● Aim: Exactly as written, please set down all of the entries again, with no pictures.

>> Begin Records for the task

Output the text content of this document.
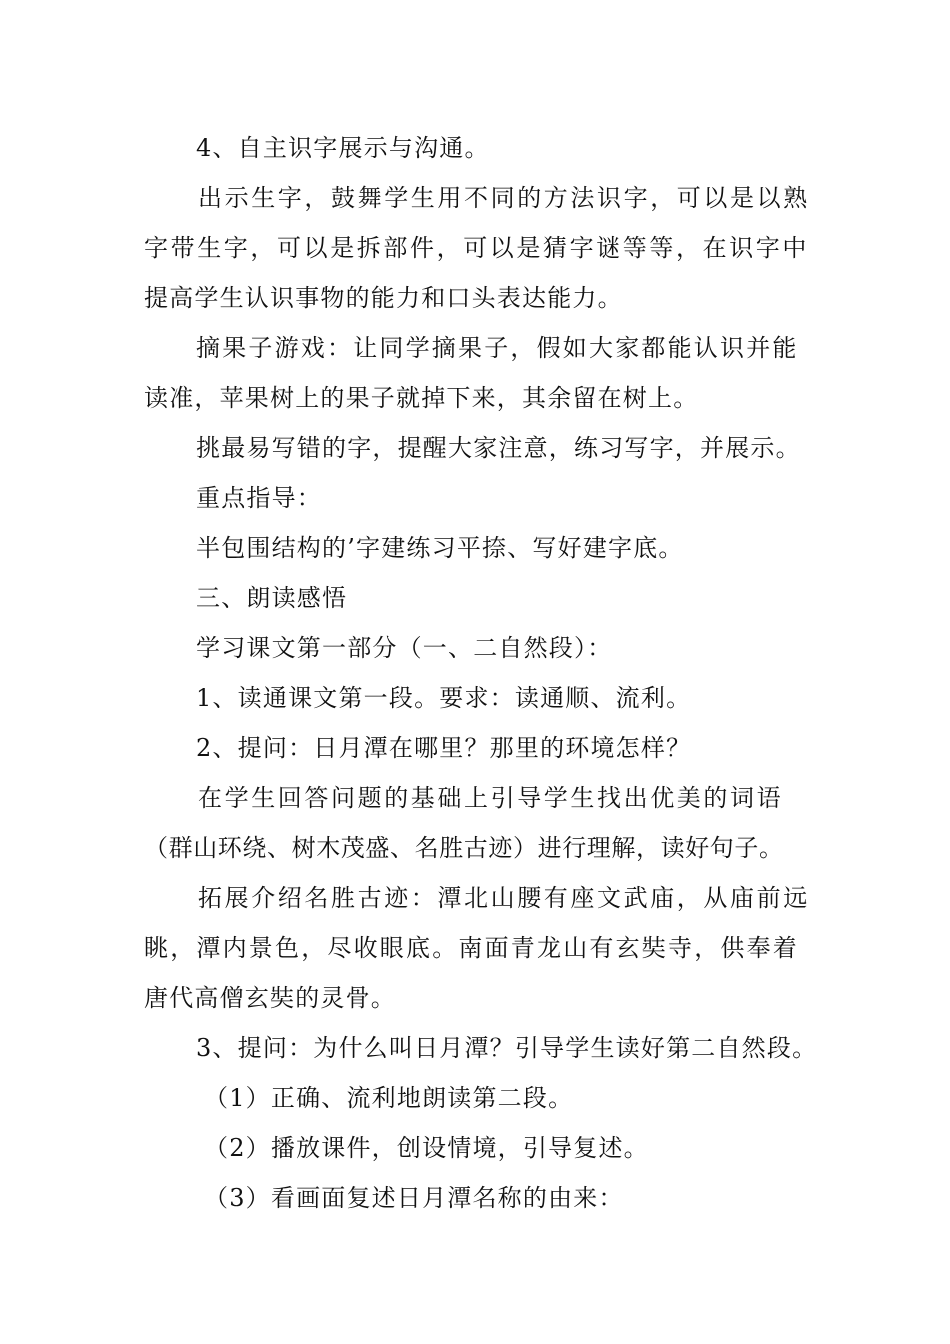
4、自主识字展示与沟通。
出示生字，鼓舞学生用不同的方法识字，可以是以熟
字带生字，可以是拆部件，可以是猜字谜等等，在识字中
提高学生认识事物的能力和口头表达能力。
摘果子游戏：让同学摘果子，假如大家都能认识并能
读准，苹果树上的果子就掉下来，其余留在树上。
挑最易写错的字，提醒大家注意，练习写字，并展示。
重点指导：
半包围结构的’字建练习平捺、写好建字底。
三、朗读感悟
学习课文第一部分（一、二自然段）：
1、读通课文第一段。要求：读通顺、流利。
2、提问：日月潭在哪里？那里的环境怎样？
在学生回答问题的基础上引导学生找出优美的词语
（群山环绕、树木茂盛、名胜古迹）进行理解，读好句子。
拓展介绍名胜古迹：潭北山腰有座文武庙，从庙前远
眺，潭内景色，尽收眼底。南面青龙山有玄奘寺，供奉着
唐代高僧玄奘的灵骨。
3、提问：为什么叫日月潭？引导学生读好第二自然段。
（1）正确、流利地朗读第二段。
（2）播放课件，创设情境，引导复述。
（3）看画面复述日月潭名称的由来：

>> End Records for the task

● Solution for this problem:
Output the text content of this document.
4、自主识字展示与沟通。
出示生字，鼓舞学生用不同的方法识字，可以是以熟
字带生字，可以是拆部件，可以是猜字谜等等，在识字中
提高学生认识事物的能力和口头表达能力。
摘果子游戏：让同学摘果子，假如大家都能认识并能
读准，苹果树上的果子就掉下来，其余留在树上。
挑最易写错的字，提醒大家注意，练习写字，并展示。
重点指导：
半包围结构的’字建练习平捺、写好建字底。
三、朗读感悟
学习课文第一部分（一、二自然段）：
1、读通课文第一段。要求：读通顺、流利。
2、提问：日月潭在哪里？那里的环境怎样？
在学生回答问题的基础上引导学生找出优美的词语
（群山环绕、树木茂盛、名胜古迹）进行理解，读好句子。
拓展介绍名胜古迹：潭北山腰有座文武庙，从庙前远
眺，潭内景色，尽收眼底。南面青龙山有玄奘寺，供奉着
唐代高僧玄奘的灵骨。
3、提问：为什么叫日月潭？引导学生读好第二自然段。
（1）正确、流利地朗读第二段。
（2）播放课件，创设情境，引导复述。
（3）看画面复述日月潭名称的由来：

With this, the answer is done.